─── Task material
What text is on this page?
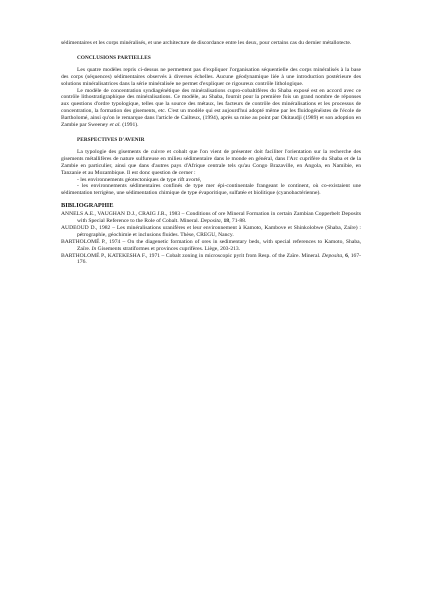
sédimentaires et les corps minéralisés, et une architecture de discordance entre les deux, pour certains cas du dernier métallotecte.

CONCLUSIONS PARTIELLES

Les quatre modèles repris ci-dessus ne permettent pas d'expliquer l'organisation séquentielle des corps minéralisés à la base des corps (séquences) sédimentaires observés à diverses échelles. Aucune géodynamique liée à une introduction postérieure des solutions minéralisatrices dans la série minéralisée ne permet d'expliquer ce rigoureux contrôle lithologique.

Le modèle de concentration syndiagénétique des minéralisations cupro-cobaltifères du Shaba exposé est en accord avec ce contrôle lithostratigraphique des minéralisations. Ce modèle, au Shaba, fournit pour la première fois un grand nombre de réponses aux questions d'ordre typologique, telles que la source des métaux, les facteurs de contrôle des minéralisations et les processus de concentration, la formation des gisements, etc. C'est un modèle qui est aujourd'hui adopté même par les fluidogénéistes de l'école de Bartholomé, ainsi qu'on le remarque dans l'article de Cailteux, (1994), après sa mise au point par Okitaudji (1989) et son adoption en Zambie par Sweeney et al. (1991).

PERSPECTIVES D'AVENIR

La typologie des gisements de cuivre et cobalt que l'on vient de présenter doit faciliter l'orientation sur la recherche des gisements métallifères de nature sulfureuse en milieu sédimentaire dans le monde en général, dans l'Arc cuprifère du Shaba et de la Zambie en particulier, ainsi que dans d'autres pays d'Afrique centrale tels qu'au Congo Brazaville, en Angola, en Namibie, en Tanzanie et au Mozambique. Il est donc question de cerner :

- les environnements géotectoniques de type rift avorté,

- les environnements sédimentaires confinés de type mer épi-continentale frangeant le continent, où co-existaient une sédimentation terrigène, une sédimentation chimique de type évaporitique, sulfatée et biolitique (cyanobactérienne).

BIBLIOGRAPHIE

ANNELS A.E., VAUGHAN D.J., CRAIG J.R., 1983 – Conditions of ore Mineral Formation in certain Zambian Copperbelt Deposits with Special Reference to the Role of Cobalt. Mineral. Deposita, 18, 71-88.

AUDEOUD D., 1982 – Les minéralisations uranifères et leur environnement à Kamoto, Kambove et Shinkolobwe (Shaba, Zaïre) : pétrographie, géochimie et inclusions fluides. Thèse, CREGU, Nancy.

BARTHOLOMÉ P., 1974 – On the diagenetic formation of ores in sedimentary beds, with special references to Kamoto, Shaba, Zaïre. In Gisements stratiformes et provinces cuprifères. Liège, 203-213.

BARTHOLOMÉ P., KATEKESHA F., 1971 – Cobalt zoning in microscopic pyrit from Resp. of the Zaïre. Mineral. Deposita, 6, 167-176.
──────
**Requirements**
Copy down every line of the material above that includes the string "Zaïre".

**Exercise result**
AUDEOUD D., 1982 – Les minéralisations uranifères et leur environnement à Kamoto, Kambove et Shinkolobwe (Shaba, Zaïre) : pétrographie, géochimie et inclusions fluides. Thèse, CREGU, Nancy.
BARTHOLOMÉ P., 1974 – On the diagenetic formation of ores in sedimentary beds, with special references to Kamoto, Shaba, Zaïre. In Gisements stratiformes et provinces cuprifères. Liège, 203-213.
BARTHOLOMÉ P., KATEKESHA F., 1971 – Cobalt zoning in microscopic pyrit from Resp. of the Zaïre. Mineral. Deposita, 6, 167-176.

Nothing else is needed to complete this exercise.